* [AIM]: Pull every line with the word "name" out of the entries below.
(begin)
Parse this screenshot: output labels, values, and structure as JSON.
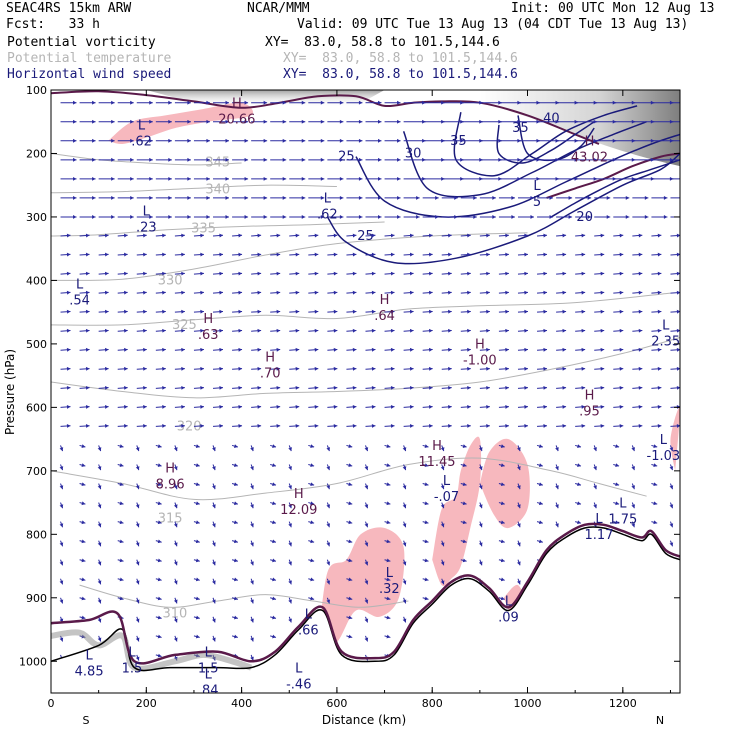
{
  "header": {
    "model": "SEAC4RS 15km ARW",
    "fcst": "Fcst:   33 h",
    "center": "NCAR/MMM",
    "init": "Init: 00 UTC Mon 12 Aug 13",
    "valid": "Valid: 09 UTC Tue 13 Aug 13 (04 CDT Tue 13 Aug 13)",
    "fields": [
      {
        "name": "Potential vorticity",
        "xy": "XY=  83.0, 58.8 to 101.5,144.6",
        "color": "#000000"
      },
      {
        "name": "Potential temperature",
        "xy": "XY=  83.0, 58.8 to 101.5,144.6",
        "color": "#b5b5b5"
      },
      {
        "name": "Horizontal wind speed",
        "xy": "XY=  83.0, 58.8 to 101.5,144.6",
        "color": "#1a1a7a"
      }
    ]
  },
  "chart_data": {
    "type": "cross-section",
    "xlabel": "Distance (km)",
    "ylabel": "Pressure (hPa)",
    "xlim": [
      0,
      1320
    ],
    "ylim": [
      1050,
      100
    ],
    "x_ticks": [
      "0",
      "200",
      "400",
      "600",
      "800",
      "1000",
      "1200"
    ],
    "y_ticks": [
      "100",
      "200",
      "300",
      "400",
      "500",
      "600",
      "700",
      "800",
      "900",
      "1000"
    ],
    "endpoint_labels": {
      "left": "S",
      "right": "N"
    },
    "colors": {
      "pv_positive_fill": "#f7b8be",
      "pv_contour": "#5a1a4a",
      "theta_contour": "#b5b5b5",
      "wind_contour": "#1a1a7a",
      "vectors": "#2a2aa0",
      "terrain": "#000000"
    },
    "theta_contours": [
      {
        "label": "345",
        "points": [
          [
            0,
            200
          ],
          [
            100,
            210
          ],
          [
            200,
            215
          ],
          [
            300,
            218
          ],
          [
            400,
            215
          ]
        ],
        "label_at": [
          350,
          214
        ]
      },
      {
        "label": "340",
        "points": [
          [
            0,
            262
          ],
          [
            150,
            260
          ],
          [
            300,
            255
          ],
          [
            450,
            250
          ],
          [
            600,
            252
          ]
        ],
        "label_at": [
          350,
          257
        ]
      },
      {
        "label": "335",
        "points": [
          [
            0,
            330
          ],
          [
            100,
            328
          ],
          [
            250,
            320
          ],
          [
            400,
            315
          ],
          [
            550,
            312
          ],
          [
            700,
            308
          ]
        ],
        "label_at": [
          320,
          318
        ]
      },
      {
        "label": "330",
        "points": [
          [
            0,
            400
          ],
          [
            150,
            398
          ],
          [
            300,
            382
          ],
          [
            450,
            360
          ],
          [
            600,
            342
          ],
          [
            800,
            330
          ],
          [
            1000,
            325
          ]
        ],
        "label_at": [
          250,
          400
        ]
      },
      {
        "label": "325",
        "points": [
          [
            0,
            470
          ],
          [
            150,
            470
          ],
          [
            300,
            462
          ],
          [
            450,
            455
          ],
          [
            600,
            460
          ],
          [
            750,
            445
          ],
          [
            900,
            440
          ],
          [
            1100,
            435
          ],
          [
            1300,
            420
          ]
        ],
        "label_at": [
          280,
          470
        ]
      },
      {
        "label": "320",
        "points": [
          [
            0,
            560
          ],
          [
            150,
            575
          ],
          [
            300,
            585
          ],
          [
            450,
            578
          ],
          [
            600,
            575
          ],
          [
            750,
            570
          ],
          [
            900,
            560
          ],
          [
            1050,
            540
          ],
          [
            1200,
            515
          ],
          [
            1320,
            490
          ]
        ],
        "label_at": [
          290,
          630
        ]
      },
      {
        "label": "315",
        "points": [
          [
            0,
            700
          ],
          [
            150,
            720
          ],
          [
            300,
            745
          ],
          [
            450,
            735
          ],
          [
            600,
            720
          ],
          [
            750,
            690
          ],
          [
            900,
            680
          ],
          [
            1050,
            700
          ],
          [
            1150,
            720
          ],
          [
            1250,
            740
          ]
        ],
        "label_at": [
          250,
          775
        ]
      },
      {
        "label": "310",
        "points": [
          [
            60,
            880
          ],
          [
            150,
            900
          ],
          [
            250,
            915
          ],
          [
            350,
            905
          ],
          [
            450,
            895
          ],
          [
            550,
            905
          ],
          [
            650,
            915
          ],
          [
            750,
            905
          ]
        ],
        "label_at": [
          260,
          925
        ]
      }
    ],
    "wind_speed_contours": [
      {
        "label": "20",
        "points": [
          [
            1050,
            300
          ],
          [
            1100,
            278
          ],
          [
            1150,
            258
          ],
          [
            1200,
            240
          ],
          [
            1260,
            225
          ],
          [
            1320,
            210
          ]
        ],
        "label_at": [
          1120,
          300
        ]
      },
      {
        "label": "25",
        "points": [
          [
            580,
            300
          ],
          [
            620,
            340
          ],
          [
            720,
            372
          ],
          [
            850,
            365
          ],
          [
            1000,
            330
          ],
          [
            1100,
            290
          ],
          [
            1200,
            250
          ],
          [
            1280,
            225
          ],
          [
            1320,
            200
          ]
        ],
        "label_at": [
          660,
          330
        ]
      },
      {
        "label": "25",
        "points": [
          [
            640,
            205
          ],
          [
            700,
            275
          ],
          [
            820,
            300
          ],
          [
            960,
            285
          ],
          [
            1080,
            245
          ],
          [
            1180,
            210
          ],
          [
            1260,
            185
          ],
          [
            1320,
            170
          ]
        ],
        "label_at": [
          620,
          205
        ]
      },
      {
        "label": "30",
        "points": [
          [
            740,
            165
          ],
          [
            790,
            255
          ],
          [
            900,
            265
          ],
          [
            1010,
            230
          ],
          [
            1100,
            195
          ],
          [
            1180,
            170
          ],
          [
            1250,
            150
          ]
        ],
        "label_at": [
          760,
          200
        ]
      },
      {
        "label": "35",
        "points": [
          [
            860,
            135
          ],
          [
            850,
            210
          ],
          [
            930,
            235
          ],
          [
            1010,
            200
          ],
          [
            1080,
            165
          ],
          [
            1160,
            140
          ],
          [
            1230,
            125
          ]
        ],
        "label_at": [
          855,
          180
        ]
      },
      {
        "label": "35",
        "points": [
          [
            940,
            155
          ],
          [
            940,
            200
          ],
          [
            990,
            215
          ],
          [
            1050,
            195
          ],
          [
            1100,
            170
          ],
          [
            1140,
            150
          ]
        ],
        "label_at": [
          985,
          160
        ]
      },
      {
        "label": "40",
        "points": [
          [
            980,
            140
          ],
          [
            1000,
            200
          ],
          [
            1060,
            210
          ],
          [
            1110,
            190
          ],
          [
            1140,
            160
          ]
        ],
        "label_at": [
          1050,
          145
        ]
      }
    ],
    "extrema_labels": [
      {
        "type": "L",
        "value": ".23",
        "x": 200,
        "y": 310
      },
      {
        "type": "L",
        "value": ".62",
        "x": 190,
        "y": 175
      },
      {
        "type": "H",
        "value": "20.66",
        "x": 390,
        "y": 140
      },
      {
        "type": "L",
        "value": ".62",
        "x": 580,
        "y": 290
      },
      {
        "type": "L",
        "value": ".54",
        "x": 60,
        "y": 425
      },
      {
        "type": "H",
        "value": ".63",
        "x": 330,
        "y": 480
      },
      {
        "type": "H",
        "value": ".64",
        "x": 700,
        "y": 450
      },
      {
        "type": "H",
        "value": ".70",
        "x": 460,
        "y": 540
      },
      {
        "type": "H",
        "value": "-1.00",
        "x": 900,
        "y": 520
      },
      {
        "type": "L",
        "value": "2.35",
        "x": 1290,
        "y": 490
      },
      {
        "type": "H",
        "value": ".95",
        "x": 1130,
        "y": 600
      },
      {
        "type": "L",
        "value": "-1.03",
        "x": 1285,
        "y": 670
      },
      {
        "type": "H",
        "value": "8.96",
        "x": 250,
        "y": 715
      },
      {
        "type": "H",
        "value": "11.45",
        "x": 810,
        "y": 680
      },
      {
        "type": "H",
        "value": "12.09",
        "x": 520,
        "y": 755
      },
      {
        "type": "L",
        "value": "-.07",
        "x": 830,
        "y": 735
      },
      {
        "type": "L",
        "value": "1.75",
        "x": 1200,
        "y": 770
      },
      {
        "type": "L",
        "value": "1.17",
        "x": 1150,
        "y": 795
      },
      {
        "type": "L",
        "value": ".32",
        "x": 710,
        "y": 880
      },
      {
        "type": "L",
        "value": ".66",
        "x": 540,
        "y": 945
      },
      {
        "type": "L",
        "value": ".09",
        "x": 960,
        "y": 925
      },
      {
        "type": "L",
        "value": "4.85",
        "x": 80,
        "y": 1010
      },
      {
        "type": "L",
        "value": "1.5",
        "x": 170,
        "y": 1005
      },
      {
        "type": "L",
        "value": "1.5",
        "x": 330,
        "y": 1005
      },
      {
        "type": "L",
        "value": ".84",
        "x": 330,
        "y": 1040
      },
      {
        "type": "L",
        "value": "-.46",
        "x": 520,
        "y": 1030
      },
      {
        "type": "H",
        "value": "43.02",
        "x": 1130,
        "y": 200
      },
      {
        "type": "L",
        "value": "5",
        "x": 1020,
        "y": 270
      }
    ],
    "pv_positive_regions": [
      [
        [
          120,
          180
        ],
        [
          170,
          150
        ],
        [
          240,
          140
        ],
        [
          320,
          130
        ],
        [
          400,
          120
        ],
        [
          420,
          140
        ],
        [
          330,
          150
        ],
        [
          260,
          160
        ],
        [
          200,
          175
        ],
        [
          150,
          185
        ]
      ],
      [
        [
          560,
          980
        ],
        [
          580,
          860
        ],
        [
          620,
          840
        ],
        [
          650,
          800
        ],
        [
          700,
          790
        ],
        [
          740,
          820
        ],
        [
          730,
          900
        ],
        [
          690,
          930
        ],
        [
          640,
          920
        ],
        [
          600,
          970
        ]
      ],
      [
        [
          800,
          840
        ],
        [
          820,
          760
        ],
        [
          850,
          740
        ],
        [
          860,
          700
        ],
        [
          880,
          660
        ],
        [
          900,
          650
        ],
        [
          900,
          720
        ],
        [
          880,
          790
        ],
        [
          860,
          850
        ],
        [
          840,
          870
        ],
        [
          820,
          880
        ]
      ],
      [
        [
          900,
          720
        ],
        [
          920,
          670
        ],
        [
          960,
          650
        ],
        [
          1000,
          690
        ],
        [
          1000,
          760
        ],
        [
          960,
          790
        ],
        [
          930,
          770
        ]
      ],
      [
        [
          1310,
          700
        ],
        [
          1300,
          650
        ],
        [
          1320,
          600
        ]
      ],
      [
        [
          950,
          900
        ],
        [
          980,
          880
        ],
        [
          1000,
          920
        ],
        [
          970,
          930
        ]
      ]
    ],
    "terrain": [
      [
        0,
        1000
      ],
      [
        100,
        975
      ],
      [
        150,
        950
      ],
      [
        175,
        1010
      ],
      [
        250,
        1010
      ],
      [
        350,
        1010
      ],
      [
        420,
        1010
      ],
      [
        470,
        990
      ],
      [
        520,
        950
      ],
      [
        570,
        920
      ],
      [
        610,
        990
      ],
      [
        680,
        1000
      ],
      [
        720,
        990
      ],
      [
        760,
        940
      ],
      [
        800,
        910
      ],
      [
        840,
        880
      ],
      [
        880,
        870
      ],
      [
        920,
        890
      ],
      [
        960,
        920
      ],
      [
        1000,
        880
      ],
      [
        1040,
        830
      ],
      [
        1080,
        805
      ],
      [
        1120,
        790
      ],
      [
        1160,
        790
      ],
      [
        1200,
        800
      ],
      [
        1240,
        810
      ],
      [
        1260,
        800
      ],
      [
        1290,
        830
      ],
      [
        1320,
        840
      ]
    ],
    "vector_angles_deg": {
      "upper_jet": 0,
      "midlevel": 5,
      "lower": -20
    },
    "wind_note": "Vectors drawn rightward aloft (jet near 200 hPa), weak and variable near surface"
  }
}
(end)
* [SOLUTION FOR THIS PROBLEM]:
        "name": "Potential vorticity",
        "name": "Potential temperature",
        "name": "Horizontal wind speed",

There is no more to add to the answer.